■ PROBLEM DETAILS: Please write the listing below out again exactly, leaving every picture behind.

■ DATA TO PROCESS:
○ ○ ○ ○ ○ ○ ○
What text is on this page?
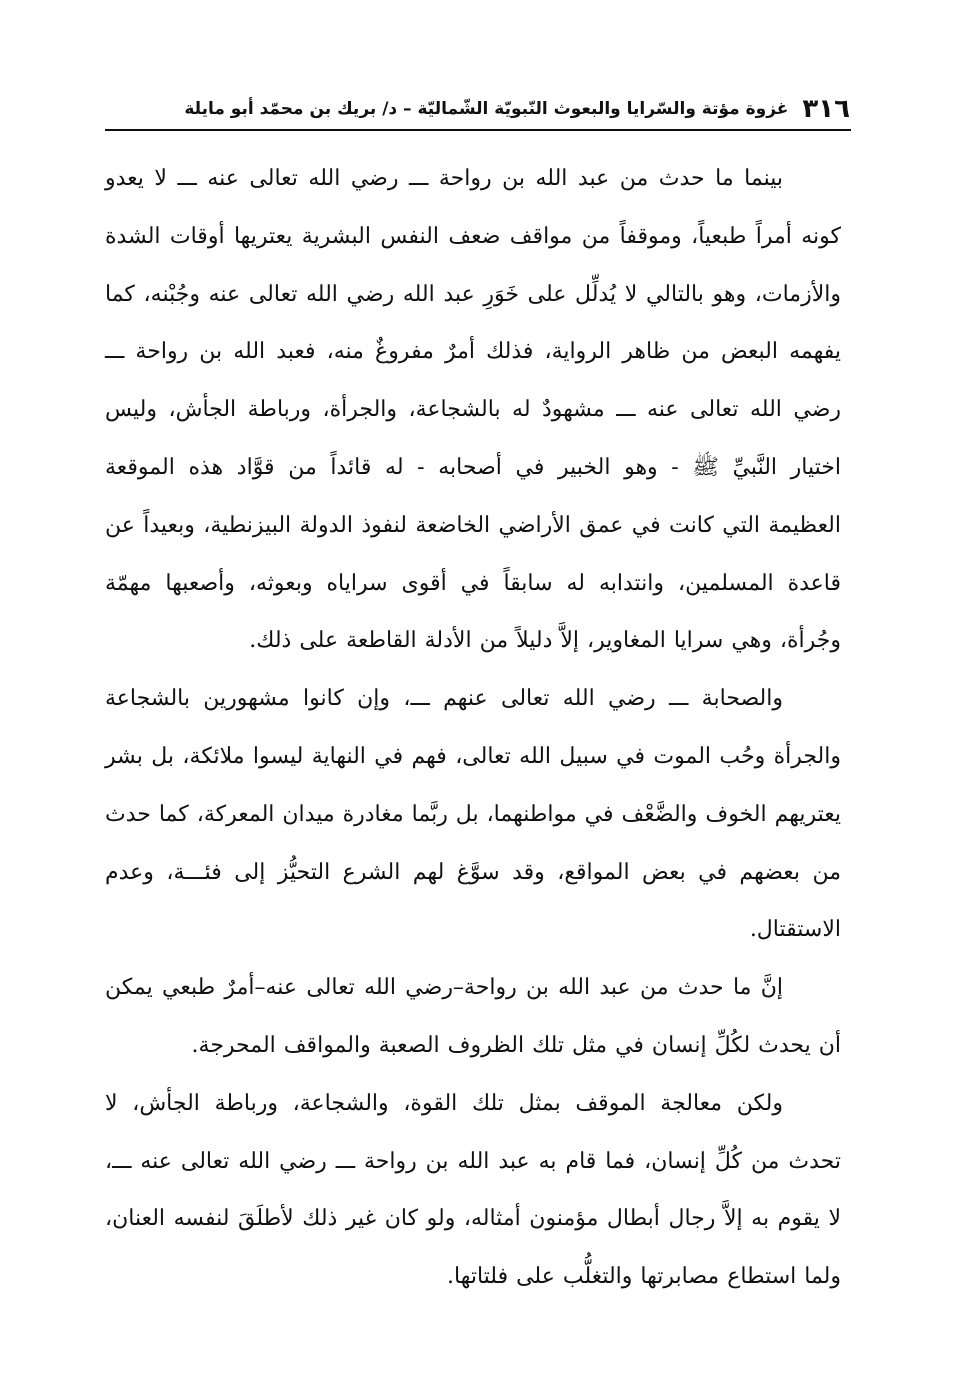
٣١٦
غزوة مؤتة والسّرايا والبعوث النّبويّة الشّماليّة – د/ بريك بن محمّد أبو مايلة

بينما ما حدث من عبد الله بن رواحة ـــ رضي الله تعالى عنه ـــ لا يعدو كونه أمراً طبعياً، وموقفاً من مواقف ضعف النفس البشرية يعتريها أوقات الشدة والأزمات، وهو بالتالي لا يُدلِّل على خَوَرِ عبد الله رضي الله تعالى عنه وجُبْنه، كما يفهمه البعض من ظاهر الرواية، فذلك أمرٌ مفروغٌ منه، فعبد الله بن رواحة ـــ رضي الله تعالى عنه ـــ مشهودٌ له بالشجاعة، والجرأة، ورباطة الجأش، وليس اختيار النَّبيِّ ﷺ - وهو الخبير في أصحابه - له قائداً من قوَّاد هذه الموقعة العظيمة التي كانت في عمق الأراضي الخاضعة لنفوذ الدولة البيزنطية، وبعيداً عن قاعدة المسلمين، وانتدابه له سابقاً في أقوى سراياه وبعوثه، وأصعبها مهمّة وجُرأة، وهي سرايا المغاوير، إلاَّ دليلاً من الأدلة القاطعة على ذلك.

والصحابة ـــ رضي الله تعالى عنهم ـــ، وإن كانوا مشهورين بالشجاعة والجرأة وحُب الموت في سبيل الله تعالى، فهم في النهاية ليسوا ملائكة، بل بشر يعتريهم الخوف والضَّعْف في مواطنهما، بل ربَّما مغادرة ميدان المعركة، كما حدث من بعضهم في بعض المواقع، وقد سوَّغ لهم الشرع التحيُّز إلى فئـــة، وعدم الاستقتال.

إنَّ ما حدث من عبد الله بن رواحة–رضي الله تعالى عنه–أمرٌ طبعي يمكن أن يحدث لكُلِّ إنسان في مثل تلك الظروف الصعبة والمواقف المحرجة.

ولكن معالجة الموقف بمثل تلك القوة، والشجاعة، ورباطة الجأش، لا تحدث من كُلِّ إنسان، فما قام به عبد الله بن رواحة ـــ رضي الله تعالى عنه ـــ، لا يقوم به إلاَّ رجال أبطال مؤمنون أمثاله، ولو كان غير ذلك لأطلَقَ لنفسه العنان، ولما استطاع مصابرتها والتغلُّب على فلتاتها.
○ ○ ○ ○ ○ ○ ○
■ FINISHED EXERCISE:
What text is on this page?
٣١٦
غزوة مؤتة والسّرايا والبعوث النّبويّة الشّماليّة – د/ بريك بن محمّد أبو مايلة

بينما ما حدث من عبد الله بن رواحة ـــ رضي الله تعالى عنه ـــ لا يعدو كونه أمراً طبعياً، وموقفاً من مواقف ضعف النفس البشرية يعتريها أوقات الشدة والأزمات، وهو بالتالي لا يُدلِّل على خَوَرِ عبد الله رضي الله تعالى عنه وجُبْنه، كما يفهمه البعض من ظاهر الرواية، فذلك أمرٌ مفروغٌ منه، فعبد الله بن رواحة ـــ رضي الله تعالى عنه ـــ مشهودٌ له بالشجاعة، والجرأة، ورباطة الجأش، وليس اختيار النَّبيِّ ﷺ - وهو الخبير في أصحابه - له قائداً من قوَّاد هذه الموقعة العظيمة التي كانت في عمق الأراضي الخاضعة لنفوذ الدولة البيزنطية، وبعيداً عن قاعدة المسلمين، وانتدابه له سابقاً في أقوى سراياه وبعوثه، وأصعبها مهمّة وجُرأة، وهي سرايا المغاوير، إلاَّ دليلاً من الأدلة القاطعة على ذلك.

والصحابة ـــ رضي الله تعالى عنهم ـــ، وإن كانوا مشهورين بالشجاعة والجرأة وحُب الموت في سبيل الله تعالى، فهم في النهاية ليسوا ملائكة، بل بشر يعتريهم الخوف والضَّعْف في مواطنهما، بل ربَّما مغادرة ميدان المعركة، كما حدث من بعضهم في بعض المواقع، وقد سوَّغ لهم الشرع التحيُّز إلى فئـــة، وعدم الاستقتال.

إنَّ ما حدث من عبد الله بن رواحة–رضي الله تعالى عنه–أمرٌ طبعي يمكن أن يحدث لكُلِّ إنسان في مثل تلك الظروف الصعبة والمواقف المحرجة.

ولكن معالجة الموقف بمثل تلك القوة، والشجاعة، ورباطة الجأش، لا تحدث من كُلِّ إنسان، فما قام به عبد الله بن رواحة ـــ رضي الله تعالى عنه ـــ، لا يقوم به إلاَّ رجال أبطال مؤمنون أمثاله، ولو كان غير ذلك لأطلَقَ لنفسه العنان، ولما استطاع مصابرتها والتغلُّب على فلتاتها.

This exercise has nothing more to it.